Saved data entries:
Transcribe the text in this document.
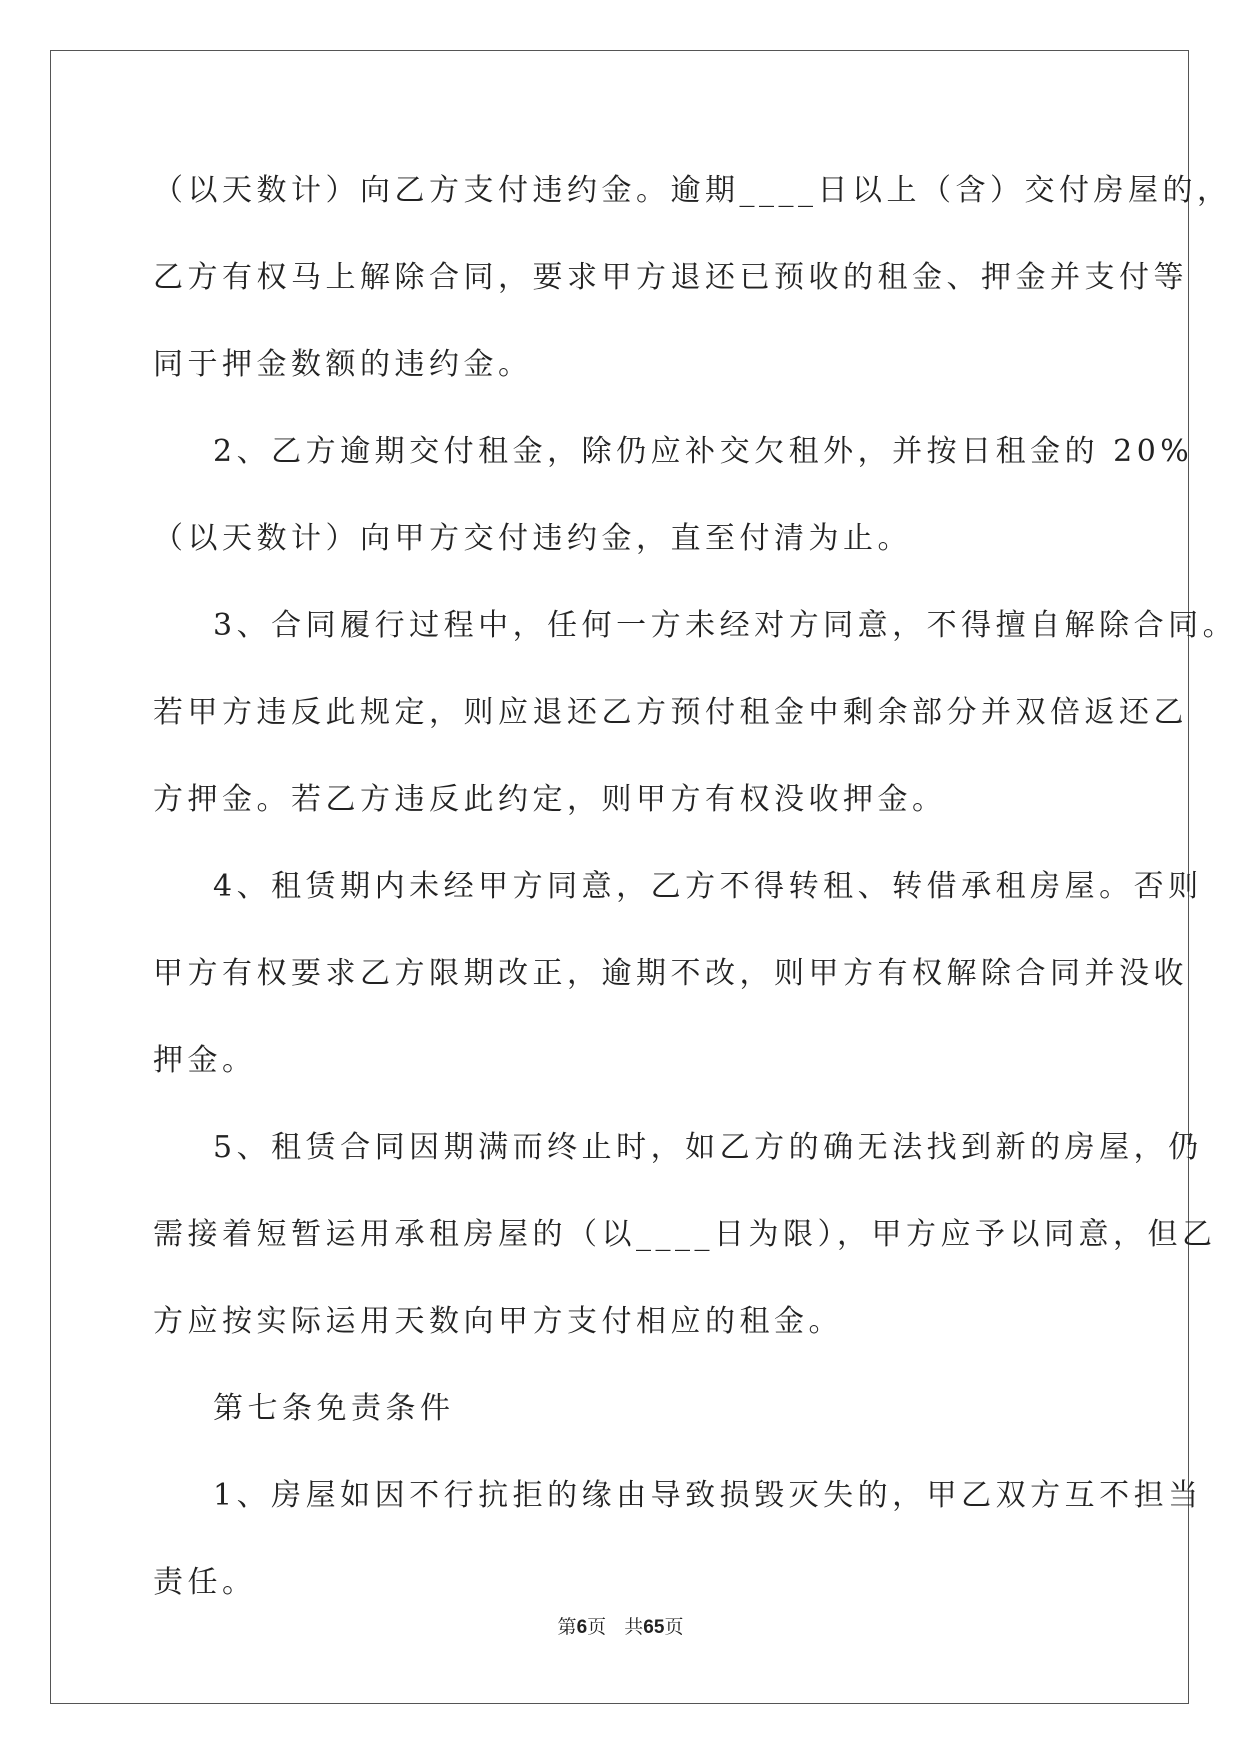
（以天数计）向乙方支付违约金。逾期____日以上（含）交付房屋的，
乙方有权马上解除合同，要求甲方退还已预收的租金、押金并支付等
同于押金数额的违约金。
2、乙方逾期交付租金，除仍应补交欠租外，并按日租金的 20%
（以天数计）向甲方交付违约金，直至付清为止。
3、合同履行过程中，任何一方未经对方同意，不得擅自解除合同。
若甲方违反此规定，则应退还乙方预付租金中剩余部分并双倍返还乙
方押金。若乙方违反此约定，则甲方有权没收押金。
4、租赁期内未经甲方同意，乙方不得转租、转借承租房屋。否则
甲方有权要求乙方限期改正，逾期不改，则甲方有权解除合同并没收
押金。
5、租赁合同因期满而终止时，如乙方的确无法找到新的房屋，仍
需接着短暂运用承租房屋的（以____日为限），甲方应予以同意，但乙
方应按实际运用天数向甲方支付相应的租金。
第七条免责条件
1、房屋如因不行抗拒的缘由导致损毁灭失的，甲乙双方互不担当
责任。
第6页 共65页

Exercise instructions: Tell how many lines hold the string "以天数计", giving the number and nothing else.

Output below: 2